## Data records
☆ ☆ ☆ ☆
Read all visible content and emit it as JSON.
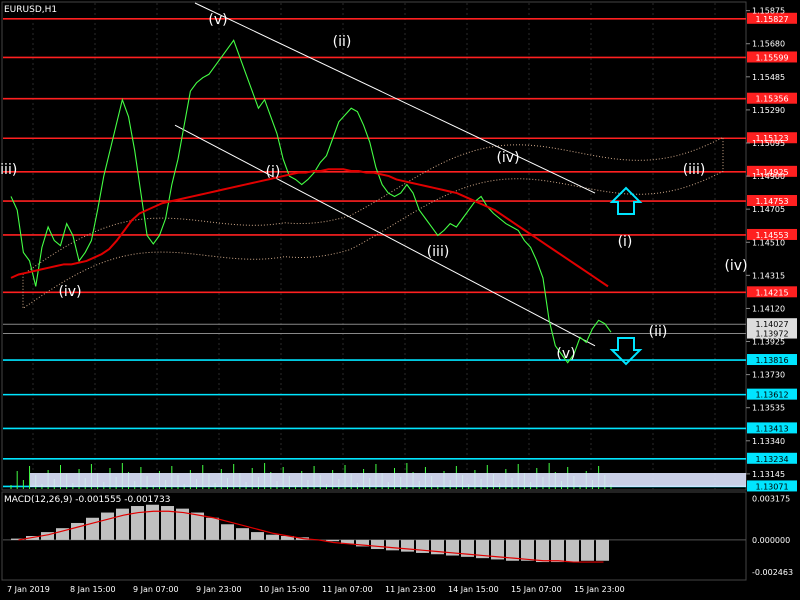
{
  "symbol_title": "EURUSD,H1",
  "indicator_label": "MACD(12,26,9) -0.001555 -0.001733",
  "colors": {
    "background": "#000000",
    "grid": "#2a2a2a",
    "price_line": "#44ff44",
    "resistance": "#ff2020",
    "support": "#00e5ff",
    "ma_red": "#e00000",
    "ma_blue": "#2a3bff",
    "channel": "#ffffff",
    "macd_hist": "#c0c0c0",
    "macd_signal": "#e00000",
    "axis_text": "#ffffff"
  },
  "wave_labels": [
    "(v)",
    "(ii)",
    "(i)",
    "(iv)",
    "(iii)",
    "(iv)",
    "(iii)",
    "(v)",
    "(i)",
    "(ii)",
    "(iii)",
    "(iv)"
  ],
  "arrows": [
    "up-arrow-icon",
    "down-arrow-icon"
  ],
  "chart_data": [
    {
      "type": "line",
      "title": "EURUSD,H1",
      "y_ticks": [
        "1.15875",
        "1.15680",
        "1.15485",
        "1.15290",
        "1.15095",
        "1.14900",
        "1.14705",
        "1.14510",
        "1.14315",
        "1.14120",
        "1.13925",
        "1.13730",
        "1.13535",
        "1.13340",
        "1.13145"
      ],
      "x_ticks": [
        "7 Jan 2019",
        "8 Jan 15:00",
        "9 Jan 07:00",
        "9 Jan 23:00",
        "10 Jan 15:00",
        "11 Jan 07:00",
        "11 Jan 23:00",
        "14 Jan 15:00",
        "15 Jan 07:00",
        "15 Jan 23:00"
      ],
      "ylim": [
        1.1305,
        1.1592
      ],
      "resistance_levels": [
        "1.15827",
        "1.15599",
        "1.15356",
        "1.15123",
        "1.14925",
        "1.14753",
        "1.14553",
        "1.14215"
      ],
      "current_prices": [
        "1.14027",
        "1.13972"
      ],
      "support_levels": [
        "1.13816",
        "1.13612",
        "1.13413",
        "1.13234",
        "1.13071"
      ],
      "price_series": [
        1.1478,
        1.147,
        1.1445,
        1.144,
        1.1425,
        1.1448,
        1.146,
        1.1452,
        1.1449,
        1.1462,
        1.1455,
        1.144,
        1.1445,
        1.1452,
        1.147,
        1.149,
        1.1505,
        1.152,
        1.1535,
        1.1525,
        1.1505,
        1.148,
        1.1455,
        1.145,
        1.1455,
        1.1465,
        1.1485,
        1.15,
        1.152,
        1.154,
        1.1545,
        1.1548,
        1.155,
        1.1555,
        1.156,
        1.1565,
        1.157,
        1.156,
        1.155,
        1.154,
        1.153,
        1.1535,
        1.1525,
        1.1515,
        1.15,
        1.149,
        1.1488,
        1.1485,
        1.1488,
        1.1492,
        1.1498,
        1.1502,
        1.1512,
        1.1522,
        1.1526,
        1.153,
        1.1528,
        1.152,
        1.151,
        1.1495,
        1.1485,
        1.148,
        1.1478,
        1.148,
        1.1485,
        1.148,
        1.147,
        1.1465,
        1.146,
        1.1455,
        1.1458,
        1.1462,
        1.146,
        1.1465,
        1.147,
        1.1475,
        1.1478,
        1.1472,
        1.1468,
        1.1465,
        1.1462,
        1.146,
        1.1458,
        1.1452,
        1.1448,
        1.144,
        1.143,
        1.1405,
        1.139,
        1.1385,
        1.138,
        1.1385,
        1.1395,
        1.1392,
        1.14,
        1.1405,
        1.1403,
        1.1398
      ],
      "ma_red_series": [
        1.143,
        1.1432,
        1.1433,
        1.1434,
        1.1435,
        1.1436,
        1.1437,
        1.1438,
        1.1438,
        1.1439,
        1.144,
        1.1442,
        1.1444,
        1.1447,
        1.1452,
        1.1458,
        1.1464,
        1.1468,
        1.147,
        1.1472,
        1.1474,
        1.1475,
        1.1476,
        1.1477,
        1.1478,
        1.1479,
        1.148,
        1.1481,
        1.1482,
        1.1483,
        1.1484,
        1.1485,
        1.1486,
        1.1487,
        1.1488,
        1.1489,
        1.149,
        1.1491,
        1.1492,
        1.1492,
        1.1493,
        1.1493,
        1.1494,
        1.1494,
        1.1494,
        1.1493,
        1.1493,
        1.1492,
        1.1492,
        1.1491,
        1.149,
        1.1488,
        1.1487,
        1.1486,
        1.1485,
        1.1484,
        1.1483,
        1.1482,
        1.1481,
        1.148,
        1.1478,
        1.1476,
        1.1474,
        1.1472,
        1.147,
        1.1467,
        1.1464,
        1.1461,
        1.1458,
        1.1455,
        1.1452,
        1.1449,
        1.1446,
        1.1443,
        1.144,
        1.1437,
        1.1434,
        1.1431,
        1.1428,
        1.1425
      ],
      "channel_upper": [
        [
          1.1592,
          1.148
        ]
      ],
      "channel_lower": [
        [
          1.152,
          1.139
        ]
      ]
    },
    {
      "type": "bar",
      "title": "MACD(12,26,9) -0.001555 -0.001733",
      "y_ticks": [
        "0.003175",
        "0.000000",
        "-0.002463"
      ],
      "ylim": [
        -0.003,
        0.0036
      ],
      "histogram": [
        0.0001,
        0.0003,
        0.0006,
        0.0009,
        0.0013,
        0.0017,
        0.0021,
        0.0024,
        0.0026,
        0.0027,
        0.0026,
        0.0024,
        0.0021,
        0.0017,
        0.0012,
        0.0009,
        0.0006,
        0.0004,
        0.0003,
        0.0002,
        0.0,
        -0.0001,
        -0.0003,
        -0.0005,
        -0.0007,
        -0.0008,
        -0.0009,
        -0.001,
        -0.0011,
        -0.0012,
        -0.0013,
        -0.0014,
        -0.0015,
        -0.0016,
        -0.0016,
        -0.0017,
        -0.0017,
        -0.0017,
        -0.0016,
        -0.0016
      ],
      "signal": [
        0.0,
        0.0002,
        0.0004,
        0.0007,
        0.001,
        0.0013,
        0.0016,
        0.0019,
        0.0021,
        0.0022,
        0.0022,
        0.0021,
        0.0019,
        0.0017,
        0.0014,
        0.0011,
        0.0008,
        0.0005,
        0.0003,
        0.0001,
        0.0,
        -0.0002,
        -0.0003,
        -0.0004,
        -0.0005,
        -0.0006,
        -0.0007,
        -0.0008,
        -0.0009,
        -0.001,
        -0.0011,
        -0.0012,
        -0.0013,
        -0.0014,
        -0.0015,
        -0.0016,
        -0.0016,
        -0.0017,
        -0.0017,
        -0.0017
      ]
    }
  ]
}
☆ ☆ ☆ ☆
## Set exercise
Retype the listing exactly. Pictures do not belong in the copy.

## Exercise response
Read all visible content and emit it as JSON.
{
  "symbol_title": "EURUSD,H1",
  "indicator_label": "MACD(12,26,9) -0.001555 -0.001733",
  "colors": {
    "background": "#000000",
    "grid": "#2a2a2a",
    "price_line": "#44ff44",
    "resistance": "#ff2020",
    "support": "#00e5ff",
    "ma_red": "#e00000",
    "ma_blue": "#2a3bff",
    "channel": "#ffffff",
    "macd_hist": "#c0c0c0",
    "macd_signal": "#e00000",
    "axis_text": "#ffffff"
  },
  "wave_labels": [
    "(v)",
    "(ii)",
    "(i)",
    "(iv)",
    "(iii)",
    "(iv)",
    "(iii)",
    "(v)",
    "(i)",
    "(ii)",
    "(iii)",
    "(iv)"
  ],
  "arrows": [
    "up-arrow-icon",
    "down-arrow-icon"
  ],
  "chart_data": [
    {
      "type": "line",
      "title": "EURUSD,H1",
      "y_ticks": [
        "1.15875",
        "1.15680",
        "1.15485",
        "1.15290",
        "1.15095",
        "1.14900",
        "1.14705",
        "1.14510",
        "1.14315",
        "1.14120",
        "1.13925",
        "1.13730",
        "1.13535",
        "1.13340",
        "1.13145"
      ],
      "x_ticks": [
        "7 Jan 2019",
        "8 Jan 15:00",
        "9 Jan 07:00",
        "9 Jan 23:00",
        "10 Jan 15:00",
        "11 Jan 07:00",
        "11 Jan 23:00",
        "14 Jan 15:00",
        "15 Jan 07:00",
        "15 Jan 23:00"
      ],
      "ylim": [
        1.1305,
        1.1592
      ],
      "resistance_levels": [
        "1.15827",
        "1.15599",
        "1.15356",
        "1.15123",
        "1.14925",
        "1.14753",
        "1.14553",
        "1.14215"
      ],
      "current_prices": [
        "1.14027",
        "1.13972"
      ],
      "support_levels": [
        "1.13816",
        "1.13612",
        "1.13413",
        "1.13234",
        "1.13071"
      ],
      "price_series": [
        1.1478,
        1.147,
        1.1445,
        1.144,
        1.1425,
        1.1448,
        1.146,
        1.1452,
        1.1449,
        1.1462,
        1.1455,
        1.144,
        1.1445,
        1.1452,
        1.147,
        1.149,
        1.1505,
        1.152,
        1.1535,
        1.1525,
        1.1505,
        1.148,
        1.1455,
        1.145,
        1.1455,
        1.1465,
        1.1485,
        1.15,
        1.152,
        1.154,
        1.1545,
        1.1548,
        1.155,
        1.1555,
        1.156,
        1.1565,
        1.157,
        1.156,
        1.155,
        1.154,
        1.153,
        1.1535,
        1.1525,
        1.1515,
        1.15,
        1.149,
        1.1488,
        1.1485,
        1.1488,
        1.1492,
        1.1498,
        1.1502,
        1.1512,
        1.1522,
        1.1526,
        1.153,
        1.1528,
        1.152,
        1.151,
        1.1495,
        1.1485,
        1.148,
        1.1478,
        1.148,
        1.1485,
        1.148,
        1.147,
        1.1465,
        1.146,
        1.1455,
        1.1458,
        1.1462,
        1.146,
        1.1465,
        1.147,
        1.1475,
        1.1478,
        1.1472,
        1.1468,
        1.1465,
        1.1462,
        1.146,
        1.1458,
        1.1452,
        1.1448,
        1.144,
        1.143,
        1.1405,
        1.139,
        1.1385,
        1.138,
        1.1385,
        1.1395,
        1.1392,
        1.14,
        1.1405,
        1.1403,
        1.1398
      ],
      "ma_red_series": [
        1.143,
        1.1432,
        1.1433,
        1.1434,
        1.1435,
        1.1436,
        1.1437,
        1.1438,
        1.1438,
        1.1439,
        1.144,
        1.1442,
        1.1444,
        1.1447,
        1.1452,
        1.1458,
        1.1464,
        1.1468,
        1.147,
        1.1472,
        1.1474,
        1.1475,
        1.1476,
        1.1477,
        1.1478,
        1.1479,
        1.148,
        1.1481,
        1.1482,
        1.1483,
        1.1484,
        1.1485,
        1.1486,
        1.1487,
        1.1488,
        1.1489,
        1.149,
        1.1491,
        1.1492,
        1.1492,
        1.1493,
        1.1493,
        1.1494,
        1.1494,
        1.1494,
        1.1493,
        1.1493,
        1.1492,
        1.1492,
        1.1491,
        1.149,
        1.1488,
        1.1487,
        1.1486,
        1.1485,
        1.1484,
        1.1483,
        1.1482,
        1.1481,
        1.148,
        1.1478,
        1.1476,
        1.1474,
        1.1472,
        1.147,
        1.1467,
        1.1464,
        1.1461,
        1.1458,
        1.1455,
        1.1452,
        1.1449,
        1.1446,
        1.1443,
        1.144,
        1.1437,
        1.1434,
        1.1431,
        1.1428,
        1.1425
      ],
      "channel_upper": [
        [
          1.1592,
          1.148
        ]
      ],
      "channel_lower": [
        [
          1.152,
          1.139
        ]
      ]
    },
    {
      "type": "bar",
      "title": "MACD(12,26,9) -0.001555 -0.001733",
      "y_ticks": [
        "0.003175",
        "0.000000",
        "-0.002463"
      ],
      "ylim": [
        -0.003,
        0.0036
      ],
      "histogram": [
        0.0001,
        0.0003,
        0.0006,
        0.0009,
        0.0013,
        0.0017,
        0.0021,
        0.0024,
        0.0026,
        0.0027,
        0.0026,
        0.0024,
        0.0021,
        0.0017,
        0.0012,
        0.0009,
        0.0006,
        0.0004,
        0.0003,
        0.0002,
        0.0,
        -0.0001,
        -0.0003,
        -0.0005,
        -0.0007,
        -0.0008,
        -0.0009,
        -0.001,
        -0.0011,
        -0.0012,
        -0.0013,
        -0.0014,
        -0.0015,
        -0.0016,
        -0.0016,
        -0.0017,
        -0.0017,
        -0.0017,
        -0.0016,
        -0.0016
      ],
      "signal": [
        0.0,
        0.0002,
        0.0004,
        0.0007,
        0.001,
        0.0013,
        0.0016,
        0.0019,
        0.0021,
        0.0022,
        0.0022,
        0.0021,
        0.0019,
        0.0017,
        0.0014,
        0.0011,
        0.0008,
        0.0005,
        0.0003,
        0.0001,
        0.0,
        -0.0002,
        -0.0003,
        -0.0004,
        -0.0005,
        -0.0006,
        -0.0007,
        -0.0008,
        -0.0009,
        -0.001,
        -0.0011,
        -0.0012,
        -0.0013,
        -0.0014,
        -0.0015,
        -0.0016,
        -0.0016,
        -0.0017,
        -0.0017,
        -0.0017
      ]
    }
  ]
}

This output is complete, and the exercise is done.